Count the lines below that contain the word "arrow", and reply with that number alone.

————————

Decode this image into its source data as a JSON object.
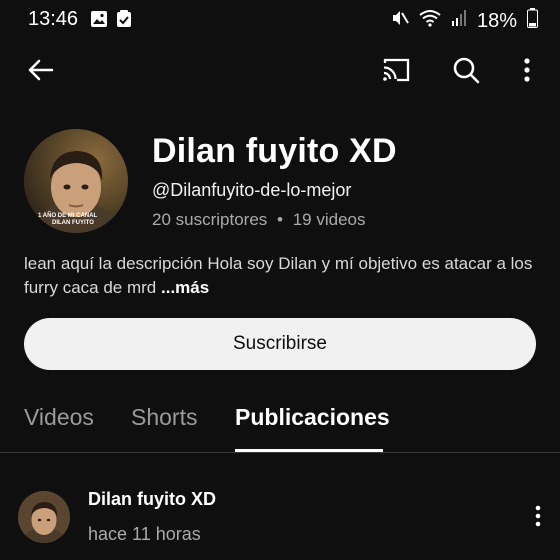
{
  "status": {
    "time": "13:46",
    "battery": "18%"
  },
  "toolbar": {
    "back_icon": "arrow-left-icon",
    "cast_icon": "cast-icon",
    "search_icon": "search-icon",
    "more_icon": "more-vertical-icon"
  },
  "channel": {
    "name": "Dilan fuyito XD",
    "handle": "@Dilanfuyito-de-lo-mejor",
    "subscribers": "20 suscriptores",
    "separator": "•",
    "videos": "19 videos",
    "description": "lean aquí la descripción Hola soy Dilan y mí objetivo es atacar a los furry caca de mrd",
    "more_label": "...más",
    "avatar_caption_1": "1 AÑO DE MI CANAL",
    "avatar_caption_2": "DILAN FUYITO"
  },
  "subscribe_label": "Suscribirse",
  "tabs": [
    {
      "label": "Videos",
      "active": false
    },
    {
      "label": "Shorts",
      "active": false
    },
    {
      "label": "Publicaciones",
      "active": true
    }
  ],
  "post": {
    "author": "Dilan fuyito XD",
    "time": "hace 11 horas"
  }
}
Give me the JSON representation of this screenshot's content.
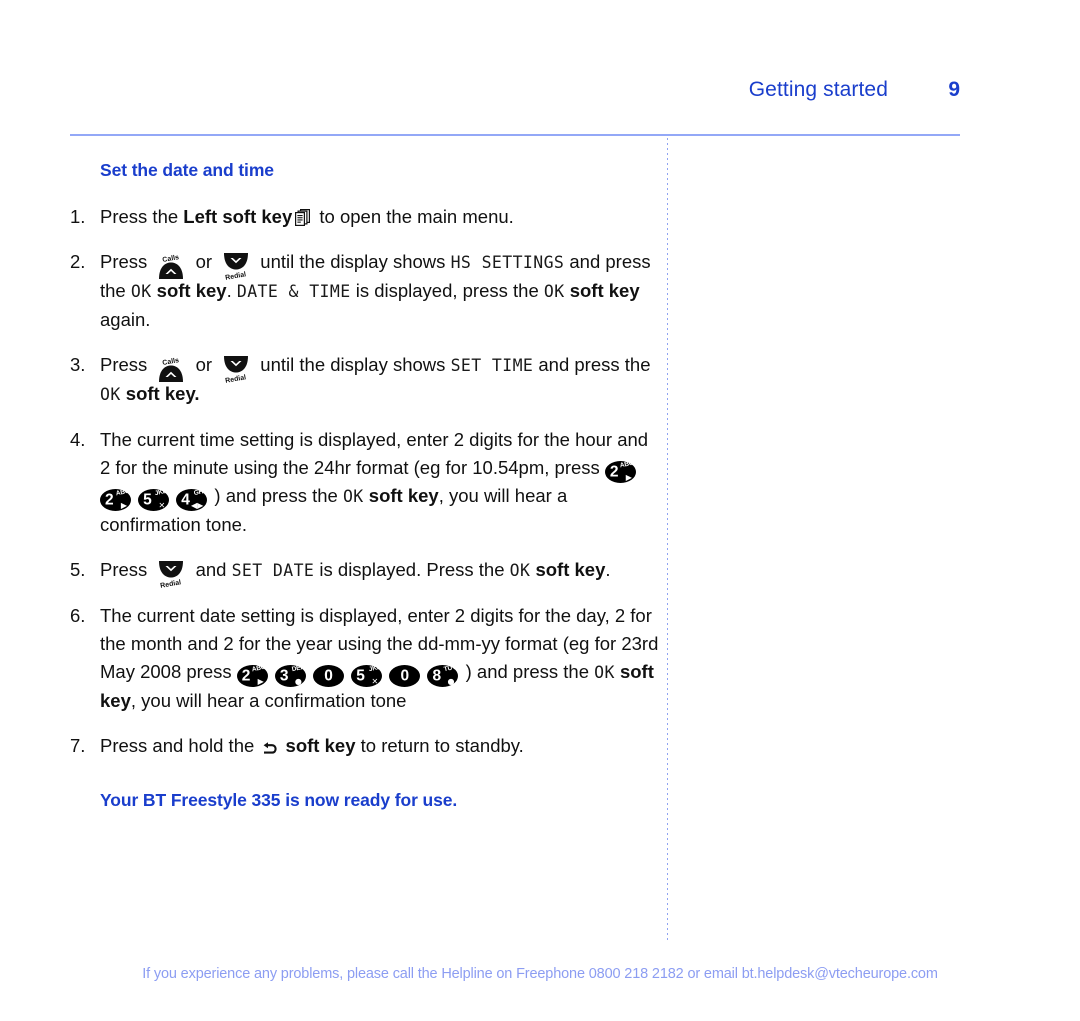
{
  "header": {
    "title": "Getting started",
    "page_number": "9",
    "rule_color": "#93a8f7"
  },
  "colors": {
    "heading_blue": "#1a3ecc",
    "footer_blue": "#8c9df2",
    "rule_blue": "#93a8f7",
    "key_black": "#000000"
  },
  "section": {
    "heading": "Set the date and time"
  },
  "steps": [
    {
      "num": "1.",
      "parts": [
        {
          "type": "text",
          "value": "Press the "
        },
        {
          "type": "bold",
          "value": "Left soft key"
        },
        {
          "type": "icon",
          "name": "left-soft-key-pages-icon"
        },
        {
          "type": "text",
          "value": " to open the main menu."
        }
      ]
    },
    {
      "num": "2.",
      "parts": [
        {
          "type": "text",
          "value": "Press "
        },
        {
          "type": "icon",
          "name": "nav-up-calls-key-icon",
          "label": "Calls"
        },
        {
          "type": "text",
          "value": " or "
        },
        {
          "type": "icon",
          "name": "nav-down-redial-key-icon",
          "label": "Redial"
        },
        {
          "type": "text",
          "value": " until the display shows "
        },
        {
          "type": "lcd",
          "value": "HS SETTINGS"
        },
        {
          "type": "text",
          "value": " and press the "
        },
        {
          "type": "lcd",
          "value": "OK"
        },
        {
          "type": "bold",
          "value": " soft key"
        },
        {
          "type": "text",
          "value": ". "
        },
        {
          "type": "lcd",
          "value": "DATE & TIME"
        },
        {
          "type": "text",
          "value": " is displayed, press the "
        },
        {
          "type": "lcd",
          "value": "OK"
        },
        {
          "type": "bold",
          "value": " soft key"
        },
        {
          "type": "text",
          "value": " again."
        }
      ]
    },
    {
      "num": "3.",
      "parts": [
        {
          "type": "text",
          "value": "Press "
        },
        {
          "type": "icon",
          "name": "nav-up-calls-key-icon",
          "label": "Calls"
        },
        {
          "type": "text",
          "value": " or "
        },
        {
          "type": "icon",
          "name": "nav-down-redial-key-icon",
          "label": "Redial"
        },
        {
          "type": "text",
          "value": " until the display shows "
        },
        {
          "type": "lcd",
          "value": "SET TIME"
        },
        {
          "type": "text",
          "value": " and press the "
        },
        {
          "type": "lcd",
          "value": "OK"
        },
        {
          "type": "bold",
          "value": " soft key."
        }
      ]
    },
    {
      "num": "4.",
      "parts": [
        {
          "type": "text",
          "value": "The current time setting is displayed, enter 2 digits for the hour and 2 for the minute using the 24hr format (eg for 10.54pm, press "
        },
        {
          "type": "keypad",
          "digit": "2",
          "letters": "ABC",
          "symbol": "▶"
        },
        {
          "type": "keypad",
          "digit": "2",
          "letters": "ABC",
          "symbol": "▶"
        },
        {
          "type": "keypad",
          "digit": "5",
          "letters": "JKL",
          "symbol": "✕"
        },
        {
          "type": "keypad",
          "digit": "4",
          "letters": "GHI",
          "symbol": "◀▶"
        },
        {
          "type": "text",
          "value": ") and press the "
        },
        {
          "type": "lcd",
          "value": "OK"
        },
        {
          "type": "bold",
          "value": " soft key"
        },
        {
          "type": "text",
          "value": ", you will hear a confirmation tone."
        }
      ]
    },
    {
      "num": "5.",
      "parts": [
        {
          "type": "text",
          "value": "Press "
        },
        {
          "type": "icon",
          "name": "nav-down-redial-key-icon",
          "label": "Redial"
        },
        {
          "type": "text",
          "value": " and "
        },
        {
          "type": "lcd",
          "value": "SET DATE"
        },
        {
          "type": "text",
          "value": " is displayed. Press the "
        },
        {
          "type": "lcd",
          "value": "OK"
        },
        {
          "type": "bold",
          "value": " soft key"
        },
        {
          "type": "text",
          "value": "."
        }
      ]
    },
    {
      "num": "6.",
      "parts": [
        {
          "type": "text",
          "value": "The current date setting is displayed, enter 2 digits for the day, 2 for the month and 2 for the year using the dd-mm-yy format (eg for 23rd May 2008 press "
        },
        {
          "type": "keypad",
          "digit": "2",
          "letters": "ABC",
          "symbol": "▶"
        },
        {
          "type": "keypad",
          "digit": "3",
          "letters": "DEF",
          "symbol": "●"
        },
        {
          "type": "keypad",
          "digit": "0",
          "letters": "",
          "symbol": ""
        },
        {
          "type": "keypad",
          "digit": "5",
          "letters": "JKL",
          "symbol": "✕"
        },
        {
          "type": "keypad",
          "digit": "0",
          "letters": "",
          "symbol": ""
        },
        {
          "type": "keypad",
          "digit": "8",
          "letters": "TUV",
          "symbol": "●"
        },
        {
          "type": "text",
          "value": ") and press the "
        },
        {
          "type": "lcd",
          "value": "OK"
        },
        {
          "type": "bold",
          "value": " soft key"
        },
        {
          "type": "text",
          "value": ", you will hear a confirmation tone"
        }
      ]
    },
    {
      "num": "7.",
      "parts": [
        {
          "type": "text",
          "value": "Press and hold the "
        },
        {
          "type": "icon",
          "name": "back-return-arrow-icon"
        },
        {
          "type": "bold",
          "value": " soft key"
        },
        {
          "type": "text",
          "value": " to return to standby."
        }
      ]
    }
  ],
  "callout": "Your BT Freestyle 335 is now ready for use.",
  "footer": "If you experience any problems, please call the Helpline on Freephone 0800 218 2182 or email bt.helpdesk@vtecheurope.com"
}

————————

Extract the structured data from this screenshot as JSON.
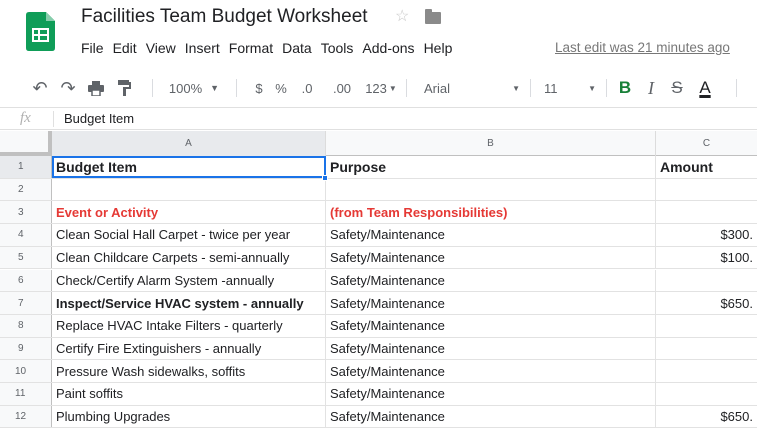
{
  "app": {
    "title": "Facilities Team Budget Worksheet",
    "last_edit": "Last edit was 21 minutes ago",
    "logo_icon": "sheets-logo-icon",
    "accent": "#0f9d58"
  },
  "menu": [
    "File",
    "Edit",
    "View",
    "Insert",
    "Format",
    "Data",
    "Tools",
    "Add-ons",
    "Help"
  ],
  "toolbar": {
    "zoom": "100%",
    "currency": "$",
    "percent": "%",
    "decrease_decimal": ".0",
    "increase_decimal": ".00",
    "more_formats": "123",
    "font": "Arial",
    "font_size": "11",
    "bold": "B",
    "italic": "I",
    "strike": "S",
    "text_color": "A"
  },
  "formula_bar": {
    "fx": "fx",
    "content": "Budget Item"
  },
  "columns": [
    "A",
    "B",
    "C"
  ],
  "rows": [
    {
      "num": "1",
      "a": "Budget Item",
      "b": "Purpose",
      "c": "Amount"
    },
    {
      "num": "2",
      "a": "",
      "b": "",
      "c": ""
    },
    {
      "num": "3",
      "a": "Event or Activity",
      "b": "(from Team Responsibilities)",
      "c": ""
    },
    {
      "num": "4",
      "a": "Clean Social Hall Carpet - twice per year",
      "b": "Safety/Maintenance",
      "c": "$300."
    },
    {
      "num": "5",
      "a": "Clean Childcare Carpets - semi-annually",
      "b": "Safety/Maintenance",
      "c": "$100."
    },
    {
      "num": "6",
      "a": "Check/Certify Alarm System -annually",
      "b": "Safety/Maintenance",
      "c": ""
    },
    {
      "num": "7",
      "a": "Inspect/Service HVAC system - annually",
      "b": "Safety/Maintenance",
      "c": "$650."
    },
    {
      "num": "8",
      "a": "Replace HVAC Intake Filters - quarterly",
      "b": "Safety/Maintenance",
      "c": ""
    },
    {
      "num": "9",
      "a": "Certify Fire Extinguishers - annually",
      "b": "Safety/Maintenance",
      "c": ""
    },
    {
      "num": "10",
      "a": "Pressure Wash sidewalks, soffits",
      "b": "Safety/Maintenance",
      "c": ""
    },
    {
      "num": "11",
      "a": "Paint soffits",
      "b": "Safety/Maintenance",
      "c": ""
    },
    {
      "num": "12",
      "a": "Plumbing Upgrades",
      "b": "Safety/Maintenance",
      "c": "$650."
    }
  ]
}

————————

Correct response: 2